Your objective: Print, exactly and completely, every entry in the data.

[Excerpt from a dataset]
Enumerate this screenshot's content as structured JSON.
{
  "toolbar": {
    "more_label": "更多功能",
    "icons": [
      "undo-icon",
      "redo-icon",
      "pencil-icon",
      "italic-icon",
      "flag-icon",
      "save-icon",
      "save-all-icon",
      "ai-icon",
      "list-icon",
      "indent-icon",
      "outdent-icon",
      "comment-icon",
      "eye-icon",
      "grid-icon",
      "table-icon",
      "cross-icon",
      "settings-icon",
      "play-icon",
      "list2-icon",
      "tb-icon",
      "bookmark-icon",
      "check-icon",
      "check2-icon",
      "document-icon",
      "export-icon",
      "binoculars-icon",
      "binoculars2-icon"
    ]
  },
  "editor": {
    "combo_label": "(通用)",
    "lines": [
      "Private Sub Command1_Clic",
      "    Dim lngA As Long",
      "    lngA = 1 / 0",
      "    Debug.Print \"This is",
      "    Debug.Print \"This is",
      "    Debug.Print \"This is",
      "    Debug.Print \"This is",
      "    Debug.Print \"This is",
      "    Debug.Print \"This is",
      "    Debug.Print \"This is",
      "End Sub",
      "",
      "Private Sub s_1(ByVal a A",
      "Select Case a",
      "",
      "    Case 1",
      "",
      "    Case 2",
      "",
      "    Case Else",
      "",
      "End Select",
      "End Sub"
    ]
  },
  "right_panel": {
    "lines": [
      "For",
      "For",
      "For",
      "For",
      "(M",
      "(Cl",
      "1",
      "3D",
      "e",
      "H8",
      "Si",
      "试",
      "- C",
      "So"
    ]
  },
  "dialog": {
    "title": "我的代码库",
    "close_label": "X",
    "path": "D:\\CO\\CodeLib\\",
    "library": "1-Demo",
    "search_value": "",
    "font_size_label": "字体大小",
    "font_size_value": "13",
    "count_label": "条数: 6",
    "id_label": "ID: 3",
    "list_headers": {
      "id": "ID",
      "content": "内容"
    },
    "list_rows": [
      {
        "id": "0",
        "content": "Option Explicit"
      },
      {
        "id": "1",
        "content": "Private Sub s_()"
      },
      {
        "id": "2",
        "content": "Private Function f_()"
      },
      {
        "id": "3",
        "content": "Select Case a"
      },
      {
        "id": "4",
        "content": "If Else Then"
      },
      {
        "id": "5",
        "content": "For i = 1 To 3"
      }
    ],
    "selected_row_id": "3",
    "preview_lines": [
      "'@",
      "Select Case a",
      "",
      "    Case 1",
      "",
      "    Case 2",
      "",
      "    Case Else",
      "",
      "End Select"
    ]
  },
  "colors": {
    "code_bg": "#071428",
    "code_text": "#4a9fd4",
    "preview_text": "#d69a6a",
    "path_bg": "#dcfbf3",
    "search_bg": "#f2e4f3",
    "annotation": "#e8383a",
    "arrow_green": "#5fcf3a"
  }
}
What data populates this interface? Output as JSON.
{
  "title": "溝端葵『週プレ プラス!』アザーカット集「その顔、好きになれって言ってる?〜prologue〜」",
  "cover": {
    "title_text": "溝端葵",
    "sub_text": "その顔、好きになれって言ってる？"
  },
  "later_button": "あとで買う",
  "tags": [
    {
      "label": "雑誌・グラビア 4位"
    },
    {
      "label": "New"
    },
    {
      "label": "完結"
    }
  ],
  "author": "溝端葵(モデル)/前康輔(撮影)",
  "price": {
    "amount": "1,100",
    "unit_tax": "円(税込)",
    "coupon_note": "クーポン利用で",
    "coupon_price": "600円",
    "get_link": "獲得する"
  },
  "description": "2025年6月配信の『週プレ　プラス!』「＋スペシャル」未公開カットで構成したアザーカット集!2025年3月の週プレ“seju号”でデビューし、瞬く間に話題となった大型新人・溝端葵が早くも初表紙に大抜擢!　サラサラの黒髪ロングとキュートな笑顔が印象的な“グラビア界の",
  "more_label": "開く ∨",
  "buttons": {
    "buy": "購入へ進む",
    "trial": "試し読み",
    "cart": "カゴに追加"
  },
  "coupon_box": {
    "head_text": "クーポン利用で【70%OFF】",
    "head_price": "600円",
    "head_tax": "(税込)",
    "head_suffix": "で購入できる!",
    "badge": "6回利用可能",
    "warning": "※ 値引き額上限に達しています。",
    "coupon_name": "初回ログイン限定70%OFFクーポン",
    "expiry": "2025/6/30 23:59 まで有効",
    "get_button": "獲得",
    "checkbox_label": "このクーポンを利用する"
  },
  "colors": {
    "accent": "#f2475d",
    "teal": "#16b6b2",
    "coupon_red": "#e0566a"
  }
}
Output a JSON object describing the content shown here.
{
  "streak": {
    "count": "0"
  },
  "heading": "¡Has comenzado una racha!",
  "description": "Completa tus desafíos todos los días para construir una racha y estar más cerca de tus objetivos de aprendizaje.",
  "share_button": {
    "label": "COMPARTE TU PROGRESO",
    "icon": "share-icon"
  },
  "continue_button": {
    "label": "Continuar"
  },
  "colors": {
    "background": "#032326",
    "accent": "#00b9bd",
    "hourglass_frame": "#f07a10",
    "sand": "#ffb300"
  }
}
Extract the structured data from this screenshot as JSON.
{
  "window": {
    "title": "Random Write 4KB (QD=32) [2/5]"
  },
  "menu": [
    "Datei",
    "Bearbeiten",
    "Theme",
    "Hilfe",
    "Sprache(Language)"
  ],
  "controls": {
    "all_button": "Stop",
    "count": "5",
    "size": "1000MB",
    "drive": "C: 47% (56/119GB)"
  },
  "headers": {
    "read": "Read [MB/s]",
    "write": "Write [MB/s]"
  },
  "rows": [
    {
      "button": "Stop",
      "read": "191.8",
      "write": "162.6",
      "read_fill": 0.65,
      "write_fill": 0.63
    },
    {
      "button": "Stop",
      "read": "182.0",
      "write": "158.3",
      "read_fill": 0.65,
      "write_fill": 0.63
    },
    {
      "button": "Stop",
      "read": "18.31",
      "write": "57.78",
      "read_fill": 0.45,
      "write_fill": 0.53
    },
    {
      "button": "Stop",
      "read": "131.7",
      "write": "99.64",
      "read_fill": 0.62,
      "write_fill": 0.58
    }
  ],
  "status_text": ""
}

Solution for this task:
Enumerate this screenshot's content as structured JSON.
{
  "toolbar": {
    "more_label": "更多功能",
    "icons": [
      "undo-icon",
      "redo-icon",
      "pencil-icon",
      "italic-icon",
      "flag-icon",
      "save-icon",
      "save-all-icon",
      "ai-icon",
      "list-icon",
      "indent-icon",
      "outdent-icon",
      "comment-icon",
      "eye-icon",
      "grid-icon",
      "table-icon",
      "cross-icon",
      "settings-icon",
      "play-icon",
      "list2-icon",
      "tb-icon",
      "bookmark-icon",
      "check-icon",
      "check2-icon",
      "document-icon",
      "export-icon",
      "binoculars-icon",
      "binoculars2-icon"
    ]
  },
  "editor": {
    "combo_label": "(通用)",
    "lines": [
      "Private Sub Command1_Clic",
      "    Dim lngA As Long",
      "    lngA = 1 / 0",
      "    Debug.Print \"This is",
      "    Debug.Print \"This is",
      "    Debug.Print \"This is",
      "    Debug.Print \"This is",
      "    Debug.Print \"This is",
      "    Debug.Print \"This is",
      "    Debug.Print \"This is",
      "End Sub",
      "",
      "Private Sub s_1(ByVal a A",
      "Select Case a",
      "",
      "    Case 1",
      "",
      "    Case 2",
      "",
      "    Case Else",
      "",
      "End Select",
      "End Sub"
    ]
  },
  "right_panel": {
    "lines": [
      "For",
      "For",
      "For",
      "For",
      "(M",
      "(Cl",
      "1",
      "3D",
      "e",
      "H8",
      "Si",
      "试",
      "- C",
      "So"
    ]
  },
  "dialog": {
    "title": "我的代码库",
    "close_label": "X",
    "path": "D:\\CO\\CodeLib\\",
    "library": "1-Demo",
    "search_value": "",
    "font_size_label": "字体大小",
    "font_size_value": "13",
    "count_label": "条数: 6",
    "id_label": "ID: 3",
    "list_headers": {
      "id": "ID",
      "content": "内容"
    },
    "list_rows": [
      {
        "id": "0",
        "content": "Option Explicit"
      },
      {
        "id": "1",
        "content": "Private Sub s_()"
      },
      {
        "id": "2",
        "content": "Private Function f_()"
      },
      {
        "id": "3",
        "content": "Select Case a"
      },
      {
        "id": "4",
        "content": "If Else Then"
      },
      {
        "id": "5",
        "content": "For i = 1 To 3"
      }
    ],
    "selected_row_id": "3",
    "preview_lines": [
      "'@",
      "Select Case a",
      "",
      "    Case 1",
      "",
      "    Case 2",
      "",
      "    Case Else",
      "",
      "End Select"
    ]
  },
  "colors": {
    "code_bg": "#071428",
    "code_text": "#4a9fd4",
    "preview_text": "#d69a6a",
    "path_bg": "#dcfbf3",
    "search_bg": "#f2e4f3",
    "annotation": "#e8383a",
    "arrow_green": "#5fcf3a"
  }
}
What data populates this interface? Output as JSON.
{
  "title": "溝端葵『週プレ プラス!』アザーカット集「その顔、好きになれって言ってる?〜prologue〜」",
  "cover": {
    "title_text": "溝端葵",
    "sub_text": "その顔、好きになれって言ってる？"
  },
  "later_button": "あとで買う",
  "tags": [
    {
      "label": "雑誌・グラビア 4位"
    },
    {
      "label": "New"
    },
    {
      "label": "完結"
    }
  ],
  "author": "溝端葵(モデル)/前康輔(撮影)",
  "price": {
    "amount": "1,100",
    "unit_tax": "円(税込)",
    "coupon_note": "クーポン利用で",
    "coupon_price": "600円",
    "get_link": "獲得する"
  },
  "description": "2025年6月配信の『週プレ　プラス!』「＋スペシャル」未公開カットで構成したアザーカット集!2025年3月の週プレ“seju号”でデビューし、瞬く間に話題となった大型新人・溝端葵が早くも初表紙に大抜擢!　サラサラの黒髪ロングとキュートな笑顔が印象的な“グラビア界の",
  "more_label": "開く ∨",
  "buttons": {
    "buy": "購入へ進む",
    "trial": "試し読み",
    "cart": "カゴに追加"
  },
  "coupon_box": {
    "head_text": "クーポン利用で【70%OFF】",
    "head_price": "600円",
    "head_tax": "(税込)",
    "head_suffix": "で購入できる!",
    "badge": "6回利用可能",
    "warning": "※ 値引き額上限に達しています。",
    "coupon_name": "初回ログイン限定70%OFFクーポン",
    "expiry": "2025/6/30 23:59 まで有効",
    "get_button": "獲得",
    "checkbox_label": "このクーポンを利用する"
  },
  "colors": {
    "accent": "#f2475d",
    "teal": "#16b6b2",
    "coupon_red": "#e0566a"
  }
}
Output a JSON object describing the content shown here.
{
  "streak": {
    "count": "0"
  },
  "heading": "¡Has comenzado una racha!",
  "description": "Completa tus desafíos todos los días para construir una racha y estar más cerca de tus objetivos de aprendizaje.",
  "share_button": {
    "label": "COMPARTE TU PROGRESO",
    "icon": "share-icon"
  },
  "continue_button": {
    "label": "Continuar"
  },
  "colors": {
    "background": "#032326",
    "accent": "#00b9bd",
    "hourglass_frame": "#f07a10",
    "sand": "#ffb300"
  }
}
Extract the structured data from this screenshot as JSON.
{
  "window": {
    "title": "Random Write 4KB (QD=32) [2/5]"
  },
  "menu": [
    "Datei",
    "Bearbeiten",
    "Theme",
    "Hilfe",
    "Sprache(Language)"
  ],
  "controls": {
    "all_button": "Stop",
    "count": "5",
    "size": "1000MB",
    "drive": "C: 47% (56/119GB)"
  },
  "headers": {
    "read": "Read [MB/s]",
    "write": "Write [MB/s]"
  },
  "rows": [
    {
      "button": "Stop",
      "read": "191.8",
      "write": "162.6",
      "read_fill": 0.65,
      "write_fill": 0.63
    },
    {
      "button": "Stop",
      "read": "182.0",
      "write": "158.3",
      "read_fill": 0.65,
      "write_fill": 0.63
    },
    {
      "button": "Stop",
      "read": "18.31",
      "write": "57.78",
      "read_fill": 0.45,
      "write_fill": 0.53
    },
    {
      "button": "Stop",
      "read": "131.7",
      "write": "99.64",
      "read_fill": 0.62,
      "write_fill": 0.58
    }
  ],
  "status_text": ""
}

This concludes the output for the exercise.